[GIVEN REQUEST] Restate, word for word, all of the material shown below.

Data extracted from a collection:
* * *

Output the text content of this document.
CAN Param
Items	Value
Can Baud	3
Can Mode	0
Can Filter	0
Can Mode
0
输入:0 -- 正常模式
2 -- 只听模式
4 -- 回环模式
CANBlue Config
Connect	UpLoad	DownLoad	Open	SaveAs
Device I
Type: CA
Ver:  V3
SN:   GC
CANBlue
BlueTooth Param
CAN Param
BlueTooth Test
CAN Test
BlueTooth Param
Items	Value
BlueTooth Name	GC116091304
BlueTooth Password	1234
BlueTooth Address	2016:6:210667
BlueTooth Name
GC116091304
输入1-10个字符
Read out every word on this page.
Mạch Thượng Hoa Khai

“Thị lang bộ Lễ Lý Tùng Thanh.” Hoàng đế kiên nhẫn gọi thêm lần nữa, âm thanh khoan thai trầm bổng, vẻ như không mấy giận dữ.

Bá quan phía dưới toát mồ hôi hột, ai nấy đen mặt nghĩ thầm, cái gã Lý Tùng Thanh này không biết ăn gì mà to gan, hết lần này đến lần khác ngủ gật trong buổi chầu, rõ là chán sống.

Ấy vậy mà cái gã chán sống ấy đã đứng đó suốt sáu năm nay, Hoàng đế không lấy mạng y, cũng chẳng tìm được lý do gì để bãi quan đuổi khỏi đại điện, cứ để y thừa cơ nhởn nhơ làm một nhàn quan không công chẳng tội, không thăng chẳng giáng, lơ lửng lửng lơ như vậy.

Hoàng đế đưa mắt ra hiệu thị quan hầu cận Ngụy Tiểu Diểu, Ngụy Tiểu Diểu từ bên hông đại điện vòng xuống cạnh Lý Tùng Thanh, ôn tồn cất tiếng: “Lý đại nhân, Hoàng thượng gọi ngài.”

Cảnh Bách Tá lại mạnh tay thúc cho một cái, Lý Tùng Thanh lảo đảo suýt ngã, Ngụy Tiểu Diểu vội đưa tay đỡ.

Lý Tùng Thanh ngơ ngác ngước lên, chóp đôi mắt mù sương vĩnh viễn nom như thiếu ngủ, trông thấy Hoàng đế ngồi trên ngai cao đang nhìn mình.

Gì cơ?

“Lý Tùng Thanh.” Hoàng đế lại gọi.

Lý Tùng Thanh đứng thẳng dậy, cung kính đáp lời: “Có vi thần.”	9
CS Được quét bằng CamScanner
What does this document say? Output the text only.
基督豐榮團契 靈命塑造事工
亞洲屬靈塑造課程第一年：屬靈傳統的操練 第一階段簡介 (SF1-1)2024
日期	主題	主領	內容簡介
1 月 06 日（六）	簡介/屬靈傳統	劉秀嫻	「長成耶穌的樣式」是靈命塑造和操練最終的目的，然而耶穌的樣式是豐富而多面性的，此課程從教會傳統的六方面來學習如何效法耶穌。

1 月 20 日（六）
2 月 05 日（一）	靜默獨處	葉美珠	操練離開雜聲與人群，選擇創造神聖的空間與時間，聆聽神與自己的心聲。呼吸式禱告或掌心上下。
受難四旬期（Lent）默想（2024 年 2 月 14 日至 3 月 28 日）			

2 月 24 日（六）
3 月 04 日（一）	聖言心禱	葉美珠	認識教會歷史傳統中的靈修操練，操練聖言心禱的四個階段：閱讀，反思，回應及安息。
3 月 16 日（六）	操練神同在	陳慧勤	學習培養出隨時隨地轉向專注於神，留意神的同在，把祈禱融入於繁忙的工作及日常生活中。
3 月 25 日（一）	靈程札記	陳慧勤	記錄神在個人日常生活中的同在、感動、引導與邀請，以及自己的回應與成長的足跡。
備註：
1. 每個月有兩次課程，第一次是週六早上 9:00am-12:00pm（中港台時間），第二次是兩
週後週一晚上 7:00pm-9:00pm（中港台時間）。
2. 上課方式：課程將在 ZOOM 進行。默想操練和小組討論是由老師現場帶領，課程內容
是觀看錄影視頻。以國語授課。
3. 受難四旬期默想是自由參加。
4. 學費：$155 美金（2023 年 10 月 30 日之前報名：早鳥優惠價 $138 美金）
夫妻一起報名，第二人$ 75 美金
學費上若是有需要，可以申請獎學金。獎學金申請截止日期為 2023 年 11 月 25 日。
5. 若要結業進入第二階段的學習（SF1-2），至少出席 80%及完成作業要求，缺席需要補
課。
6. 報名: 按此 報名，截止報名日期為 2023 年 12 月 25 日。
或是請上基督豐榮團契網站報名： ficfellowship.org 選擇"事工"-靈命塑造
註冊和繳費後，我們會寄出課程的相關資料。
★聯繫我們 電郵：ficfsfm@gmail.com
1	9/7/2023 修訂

* * *

[EXERCISE RESULT]
Output the text content of this document.
CAN Param
Items	Value
Can Baud	3
Can Mode	0
Can Filter	0
Can Mode
0
输入:0 -- 正常模式
2 -- 只听模式
4 -- 回环模式
CANBlue Config
Connect	UpLoad	DownLoad	Open	SaveAs
Device I
Type: CA
Ver:  V3
SN:   GC
CANBlue
BlueTooth Param
CAN Param
BlueTooth Test
CAN Test
BlueTooth Param
Items	Value
BlueTooth Name	GC116091304
BlueTooth Password	1234
BlueTooth Address	2016:6:210667
BlueTooth Name
GC116091304
输入1-10个字符
Read out every word on this page.
Mạch Thượng Hoa Khai

“Thị lang bộ Lễ Lý Tùng Thanh.” Hoàng đế kiên nhẫn gọi thêm lần nữa, âm thanh khoan thai trầm bổng, vẻ như không mấy giận dữ.

Bá quan phía dưới toát mồ hôi hột, ai nấy đen mặt nghĩ thầm, cái gã Lý Tùng Thanh này không biết ăn gì mà to gan, hết lần này đến lần khác ngủ gật trong buổi chầu, rõ là chán sống.

Ấy vậy mà cái gã chán sống ấy đã đứng đó suốt sáu năm nay, Hoàng đế không lấy mạng y, cũng chẳng tìm được lý do gì để bãi quan đuổi khỏi đại điện, cứ để y thừa cơ nhởn nhơ làm một nhàn quan không công chẳng tội, không thăng chẳng giáng, lơ lửng lửng lơ như vậy.

Hoàng đế đưa mắt ra hiệu thị quan hầu cận Ngụy Tiểu Diểu, Ngụy Tiểu Diểu từ bên hông đại điện vòng xuống cạnh Lý Tùng Thanh, ôn tồn cất tiếng: “Lý đại nhân, Hoàng thượng gọi ngài.”

Cảnh Bách Tá lại mạnh tay thúc cho một cái, Lý Tùng Thanh lảo đảo suýt ngã, Ngụy Tiểu Diểu vội đưa tay đỡ.

Lý Tùng Thanh ngơ ngác ngước lên, chóp đôi mắt mù sương vĩnh viễn nom như thiếu ngủ, trông thấy Hoàng đế ngồi trên ngai cao đang nhìn mình.

Gì cơ?

“Lý Tùng Thanh.” Hoàng đế lại gọi.

Lý Tùng Thanh đứng thẳng dậy, cung kính đáp lời: “Có vi thần.”	9
CS Được quét bằng CamScanner
What does this document say? Output the text only.
基督豐榮團契 靈命塑造事工
亞洲屬靈塑造課程第一年：屬靈傳統的操練 第一階段簡介 (SF1-1)2024
日期	主題	主領	內容簡介
1 月 06 日（六）	簡介/屬靈傳統	劉秀嫻	「長成耶穌的樣式」是靈命塑造和操練最終的目的，然而耶穌的樣式是豐富而多面性的，此課程從教會傳統的六方面來學習如何效法耶穌。

1 月 20 日（六）
2 月 05 日（一）	靜默獨處	葉美珠	操練離開雜聲與人群，選擇創造神聖的空間與時間，聆聽神與自己的心聲。呼吸式禱告或掌心上下。
受難四旬期（Lent）默想（2024 年 2 月 14 日至 3 月 28 日）			

2 月 24 日（六）
3 月 04 日（一）	聖言心禱	葉美珠	認識教會歷史傳統中的靈修操練，操練聖言心禱的四個階段：閱讀，反思，回應及安息。
3 月 16 日（六）	操練神同在	陳慧勤	學習培養出隨時隨地轉向專注於神，留意神的同在，把祈禱融入於繁忙的工作及日常生活中。
3 月 25 日（一）	靈程札記	陳慧勤	記錄神在個人日常生活中的同在、感動、引導與邀請，以及自己的回應與成長的足跡。
備註：
1. 每個月有兩次課程，第一次是週六早上 9:00am-12:00pm（中港台時間），第二次是兩
週後週一晚上 7:00pm-9:00pm（中港台時間）。
2. 上課方式：課程將在 ZOOM 進行。默想操練和小組討論是由老師現場帶領，課程內容
是觀看錄影視頻。以國語授課。
3. 受難四旬期默想是自由參加。
4. 學費：$155 美金（2023 年 10 月 30 日之前報名：早鳥優惠價 $138 美金）
夫妻一起報名，第二人$ 75 美金
學費上若是有需要，可以申請獎學金。獎學金申請截止日期為 2023 年 11 月 25 日。
5. 若要結業進入第二階段的學習（SF1-2），至少出席 80%及完成作業要求，缺席需要補
課。
6. 報名: 按此 報名，截止報名日期為 2023 年 12 月 25 日。
或是請上基督豐榮團契網站報名： ficfellowship.org 選擇"事工"-靈命塑造
註冊和繳費後，我們會寄出課程的相關資料。
★聯繫我們 電郵：ficfsfm@gmail.com
1	9/7/2023 修訂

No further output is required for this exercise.